-- start Recorded data --

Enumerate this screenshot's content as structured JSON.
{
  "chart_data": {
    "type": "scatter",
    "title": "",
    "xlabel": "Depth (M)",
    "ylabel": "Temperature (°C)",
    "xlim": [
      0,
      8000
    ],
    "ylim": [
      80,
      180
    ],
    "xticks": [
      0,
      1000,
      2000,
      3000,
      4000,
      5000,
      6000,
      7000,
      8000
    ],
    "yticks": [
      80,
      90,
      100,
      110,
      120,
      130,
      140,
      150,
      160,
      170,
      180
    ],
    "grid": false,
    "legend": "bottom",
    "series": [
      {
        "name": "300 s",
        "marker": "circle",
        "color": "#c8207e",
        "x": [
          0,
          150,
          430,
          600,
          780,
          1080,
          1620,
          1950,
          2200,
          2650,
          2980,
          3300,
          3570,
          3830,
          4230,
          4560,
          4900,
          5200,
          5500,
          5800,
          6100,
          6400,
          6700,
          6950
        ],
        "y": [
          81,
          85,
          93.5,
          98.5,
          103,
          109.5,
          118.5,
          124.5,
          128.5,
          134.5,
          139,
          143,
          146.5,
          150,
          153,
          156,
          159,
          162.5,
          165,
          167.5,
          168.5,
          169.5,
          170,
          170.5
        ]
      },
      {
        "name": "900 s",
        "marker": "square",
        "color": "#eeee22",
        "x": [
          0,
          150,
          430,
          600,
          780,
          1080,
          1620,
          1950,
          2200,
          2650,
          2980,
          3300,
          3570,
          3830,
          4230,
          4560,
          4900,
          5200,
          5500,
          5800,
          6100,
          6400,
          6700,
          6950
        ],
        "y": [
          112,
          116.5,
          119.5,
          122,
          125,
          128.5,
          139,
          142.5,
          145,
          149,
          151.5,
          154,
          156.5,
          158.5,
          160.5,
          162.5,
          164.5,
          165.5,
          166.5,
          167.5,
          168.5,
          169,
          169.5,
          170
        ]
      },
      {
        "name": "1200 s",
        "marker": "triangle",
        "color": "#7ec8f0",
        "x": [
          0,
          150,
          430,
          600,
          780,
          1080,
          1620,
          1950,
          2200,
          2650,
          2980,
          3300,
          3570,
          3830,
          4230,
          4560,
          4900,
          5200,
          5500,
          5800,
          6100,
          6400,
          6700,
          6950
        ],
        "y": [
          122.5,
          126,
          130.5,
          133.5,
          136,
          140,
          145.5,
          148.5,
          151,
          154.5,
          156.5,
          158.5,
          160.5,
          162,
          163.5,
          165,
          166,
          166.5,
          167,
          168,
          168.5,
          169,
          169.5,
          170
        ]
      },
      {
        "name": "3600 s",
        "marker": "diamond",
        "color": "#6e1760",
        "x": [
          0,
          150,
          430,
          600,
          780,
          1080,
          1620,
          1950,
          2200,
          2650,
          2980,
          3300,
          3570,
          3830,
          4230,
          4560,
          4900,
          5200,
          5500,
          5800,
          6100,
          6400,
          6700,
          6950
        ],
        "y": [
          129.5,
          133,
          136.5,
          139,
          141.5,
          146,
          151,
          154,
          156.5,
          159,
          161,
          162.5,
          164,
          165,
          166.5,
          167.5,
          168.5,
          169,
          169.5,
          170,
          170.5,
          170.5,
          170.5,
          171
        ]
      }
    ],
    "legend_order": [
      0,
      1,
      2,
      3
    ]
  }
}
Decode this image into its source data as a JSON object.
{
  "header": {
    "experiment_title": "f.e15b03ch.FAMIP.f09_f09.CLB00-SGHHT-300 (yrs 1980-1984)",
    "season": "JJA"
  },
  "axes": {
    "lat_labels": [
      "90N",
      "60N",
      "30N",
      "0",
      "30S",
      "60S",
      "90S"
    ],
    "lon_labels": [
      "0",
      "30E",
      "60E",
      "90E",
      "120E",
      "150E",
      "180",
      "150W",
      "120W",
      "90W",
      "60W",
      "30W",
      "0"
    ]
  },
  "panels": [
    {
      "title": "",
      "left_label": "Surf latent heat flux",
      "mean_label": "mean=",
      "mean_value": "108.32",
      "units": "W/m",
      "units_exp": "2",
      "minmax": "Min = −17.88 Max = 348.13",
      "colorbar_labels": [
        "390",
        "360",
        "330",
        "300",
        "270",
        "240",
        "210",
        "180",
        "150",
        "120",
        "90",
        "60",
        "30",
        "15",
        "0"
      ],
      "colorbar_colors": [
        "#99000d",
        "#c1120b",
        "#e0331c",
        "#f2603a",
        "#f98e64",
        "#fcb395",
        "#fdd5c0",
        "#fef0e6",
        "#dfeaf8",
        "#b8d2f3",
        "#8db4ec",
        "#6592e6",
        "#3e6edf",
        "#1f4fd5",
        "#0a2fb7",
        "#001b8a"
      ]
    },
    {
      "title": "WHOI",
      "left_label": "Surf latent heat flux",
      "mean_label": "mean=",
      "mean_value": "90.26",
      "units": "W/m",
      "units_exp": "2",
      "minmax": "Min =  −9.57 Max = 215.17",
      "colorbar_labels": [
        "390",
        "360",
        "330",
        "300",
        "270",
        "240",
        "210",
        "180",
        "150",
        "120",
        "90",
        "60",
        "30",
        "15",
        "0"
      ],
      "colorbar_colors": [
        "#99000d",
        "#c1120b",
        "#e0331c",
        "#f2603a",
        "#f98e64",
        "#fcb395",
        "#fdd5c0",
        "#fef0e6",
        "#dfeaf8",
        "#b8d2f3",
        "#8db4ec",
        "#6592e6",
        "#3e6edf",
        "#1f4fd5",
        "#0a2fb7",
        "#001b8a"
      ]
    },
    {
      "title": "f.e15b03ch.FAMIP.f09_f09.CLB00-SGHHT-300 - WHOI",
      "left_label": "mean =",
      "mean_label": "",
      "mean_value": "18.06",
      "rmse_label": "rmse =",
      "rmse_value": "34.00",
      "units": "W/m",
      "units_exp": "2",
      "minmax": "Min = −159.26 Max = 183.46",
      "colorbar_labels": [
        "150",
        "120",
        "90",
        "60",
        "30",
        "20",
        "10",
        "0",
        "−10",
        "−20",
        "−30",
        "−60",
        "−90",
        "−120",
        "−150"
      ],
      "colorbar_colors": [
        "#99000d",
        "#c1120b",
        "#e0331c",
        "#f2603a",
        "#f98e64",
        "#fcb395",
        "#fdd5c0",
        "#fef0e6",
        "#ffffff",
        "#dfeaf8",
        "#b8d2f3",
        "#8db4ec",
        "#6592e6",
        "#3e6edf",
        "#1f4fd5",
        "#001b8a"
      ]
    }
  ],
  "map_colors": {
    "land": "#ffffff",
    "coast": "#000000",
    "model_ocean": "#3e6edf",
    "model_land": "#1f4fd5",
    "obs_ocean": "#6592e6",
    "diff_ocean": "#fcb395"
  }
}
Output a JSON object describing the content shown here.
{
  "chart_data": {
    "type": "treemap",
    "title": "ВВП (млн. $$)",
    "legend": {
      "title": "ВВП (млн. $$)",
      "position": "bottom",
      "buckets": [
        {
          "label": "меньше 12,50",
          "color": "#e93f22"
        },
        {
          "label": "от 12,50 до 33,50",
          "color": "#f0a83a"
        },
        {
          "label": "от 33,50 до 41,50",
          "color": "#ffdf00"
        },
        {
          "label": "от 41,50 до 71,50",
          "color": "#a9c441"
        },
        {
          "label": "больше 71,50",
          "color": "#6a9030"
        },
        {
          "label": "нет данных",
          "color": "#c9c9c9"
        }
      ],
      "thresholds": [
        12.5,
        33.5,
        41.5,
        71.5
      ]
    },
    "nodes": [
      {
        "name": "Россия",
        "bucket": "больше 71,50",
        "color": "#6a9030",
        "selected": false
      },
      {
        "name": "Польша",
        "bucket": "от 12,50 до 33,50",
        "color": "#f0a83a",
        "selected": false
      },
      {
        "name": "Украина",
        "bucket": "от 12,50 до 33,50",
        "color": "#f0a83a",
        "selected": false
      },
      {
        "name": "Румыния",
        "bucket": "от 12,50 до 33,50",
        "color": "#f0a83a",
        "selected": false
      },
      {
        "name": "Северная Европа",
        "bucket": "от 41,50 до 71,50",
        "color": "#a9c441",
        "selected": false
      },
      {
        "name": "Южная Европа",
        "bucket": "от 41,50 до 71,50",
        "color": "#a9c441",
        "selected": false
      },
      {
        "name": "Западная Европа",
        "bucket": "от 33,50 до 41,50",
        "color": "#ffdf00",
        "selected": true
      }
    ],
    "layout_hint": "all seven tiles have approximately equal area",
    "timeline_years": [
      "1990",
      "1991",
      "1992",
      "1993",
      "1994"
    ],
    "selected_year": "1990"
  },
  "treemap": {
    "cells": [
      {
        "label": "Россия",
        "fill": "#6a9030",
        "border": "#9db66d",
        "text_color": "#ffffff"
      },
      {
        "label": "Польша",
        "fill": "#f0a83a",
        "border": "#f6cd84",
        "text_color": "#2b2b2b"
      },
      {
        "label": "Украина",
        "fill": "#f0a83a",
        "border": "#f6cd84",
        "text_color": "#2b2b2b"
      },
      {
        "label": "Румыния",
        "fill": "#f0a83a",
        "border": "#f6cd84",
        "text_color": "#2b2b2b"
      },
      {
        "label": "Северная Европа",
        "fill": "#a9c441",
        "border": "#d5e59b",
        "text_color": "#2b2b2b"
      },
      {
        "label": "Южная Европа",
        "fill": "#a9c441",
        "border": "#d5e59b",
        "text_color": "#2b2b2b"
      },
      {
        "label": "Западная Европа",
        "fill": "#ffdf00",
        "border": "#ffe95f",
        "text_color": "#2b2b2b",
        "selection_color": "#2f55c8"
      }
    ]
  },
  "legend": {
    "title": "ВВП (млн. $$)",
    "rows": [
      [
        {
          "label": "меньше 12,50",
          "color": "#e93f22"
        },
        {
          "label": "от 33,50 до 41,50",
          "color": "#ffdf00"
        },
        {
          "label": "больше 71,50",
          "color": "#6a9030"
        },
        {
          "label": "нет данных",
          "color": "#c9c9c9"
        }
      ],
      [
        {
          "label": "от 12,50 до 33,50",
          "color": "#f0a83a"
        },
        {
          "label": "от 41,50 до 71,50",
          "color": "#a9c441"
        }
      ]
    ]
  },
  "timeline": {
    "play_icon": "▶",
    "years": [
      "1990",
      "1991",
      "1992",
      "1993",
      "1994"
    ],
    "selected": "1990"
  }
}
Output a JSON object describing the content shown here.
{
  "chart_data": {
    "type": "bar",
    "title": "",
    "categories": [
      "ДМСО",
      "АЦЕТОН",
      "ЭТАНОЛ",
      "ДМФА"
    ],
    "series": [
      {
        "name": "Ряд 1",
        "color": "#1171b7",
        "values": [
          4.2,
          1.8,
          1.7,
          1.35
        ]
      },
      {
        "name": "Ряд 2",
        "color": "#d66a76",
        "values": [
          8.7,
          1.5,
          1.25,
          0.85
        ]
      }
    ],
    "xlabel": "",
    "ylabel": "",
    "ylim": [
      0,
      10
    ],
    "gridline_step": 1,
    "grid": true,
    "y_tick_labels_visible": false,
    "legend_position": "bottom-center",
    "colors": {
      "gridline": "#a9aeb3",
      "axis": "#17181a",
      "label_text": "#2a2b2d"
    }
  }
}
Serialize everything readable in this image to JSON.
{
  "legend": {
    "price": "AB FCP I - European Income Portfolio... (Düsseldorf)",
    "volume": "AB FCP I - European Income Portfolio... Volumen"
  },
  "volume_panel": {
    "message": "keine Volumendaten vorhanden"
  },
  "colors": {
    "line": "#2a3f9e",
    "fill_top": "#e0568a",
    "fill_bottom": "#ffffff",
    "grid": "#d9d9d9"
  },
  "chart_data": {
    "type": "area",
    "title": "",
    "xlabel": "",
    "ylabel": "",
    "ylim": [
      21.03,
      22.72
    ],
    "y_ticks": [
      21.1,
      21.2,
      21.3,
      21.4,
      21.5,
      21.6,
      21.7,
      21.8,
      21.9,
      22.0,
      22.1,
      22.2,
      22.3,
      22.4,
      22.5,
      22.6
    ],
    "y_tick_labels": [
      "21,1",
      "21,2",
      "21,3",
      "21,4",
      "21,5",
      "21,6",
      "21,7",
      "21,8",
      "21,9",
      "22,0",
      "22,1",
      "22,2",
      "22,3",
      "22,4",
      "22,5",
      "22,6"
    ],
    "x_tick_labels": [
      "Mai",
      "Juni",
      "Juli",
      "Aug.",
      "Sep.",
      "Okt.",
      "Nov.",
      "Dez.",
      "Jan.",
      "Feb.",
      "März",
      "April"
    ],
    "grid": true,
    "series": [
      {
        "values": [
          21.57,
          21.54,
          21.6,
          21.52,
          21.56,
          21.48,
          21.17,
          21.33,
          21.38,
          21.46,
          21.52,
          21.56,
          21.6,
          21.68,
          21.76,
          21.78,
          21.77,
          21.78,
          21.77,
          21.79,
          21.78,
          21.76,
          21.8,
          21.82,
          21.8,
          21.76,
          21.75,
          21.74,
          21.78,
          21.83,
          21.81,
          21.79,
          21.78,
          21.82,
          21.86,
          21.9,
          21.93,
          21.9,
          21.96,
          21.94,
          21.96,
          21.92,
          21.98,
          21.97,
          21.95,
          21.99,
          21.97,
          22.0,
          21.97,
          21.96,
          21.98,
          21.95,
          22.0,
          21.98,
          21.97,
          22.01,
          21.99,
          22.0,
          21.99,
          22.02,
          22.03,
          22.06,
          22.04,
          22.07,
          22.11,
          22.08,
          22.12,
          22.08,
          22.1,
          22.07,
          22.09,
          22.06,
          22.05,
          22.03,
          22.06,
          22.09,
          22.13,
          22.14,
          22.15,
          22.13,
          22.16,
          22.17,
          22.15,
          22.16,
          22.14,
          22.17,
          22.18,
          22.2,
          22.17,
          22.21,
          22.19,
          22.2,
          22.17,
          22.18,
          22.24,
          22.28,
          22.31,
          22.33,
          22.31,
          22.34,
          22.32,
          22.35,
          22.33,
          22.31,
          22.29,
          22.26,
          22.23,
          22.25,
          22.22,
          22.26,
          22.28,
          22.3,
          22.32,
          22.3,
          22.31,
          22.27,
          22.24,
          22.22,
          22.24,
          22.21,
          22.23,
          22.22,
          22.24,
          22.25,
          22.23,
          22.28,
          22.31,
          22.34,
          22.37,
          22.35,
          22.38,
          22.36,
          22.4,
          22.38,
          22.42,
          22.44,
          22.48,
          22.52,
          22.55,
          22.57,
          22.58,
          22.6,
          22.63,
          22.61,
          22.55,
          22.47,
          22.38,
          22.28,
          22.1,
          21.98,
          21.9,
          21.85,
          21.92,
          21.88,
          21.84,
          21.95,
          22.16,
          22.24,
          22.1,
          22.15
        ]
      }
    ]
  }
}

-- end Recorded data --

▸ Exercise aim
Gather up every line from the listing above in which the word "SGHHT" occurs.

▸ Solution to this problem
    "experiment_title": "f.e15b03ch.FAMIP.f09_f09.CLB00-SGHHT-300 (yrs 1980-1984)",
      "title": "f.e15b03ch.FAMIP.f09_f09.CLB00-SGHHT-300 - WHOI",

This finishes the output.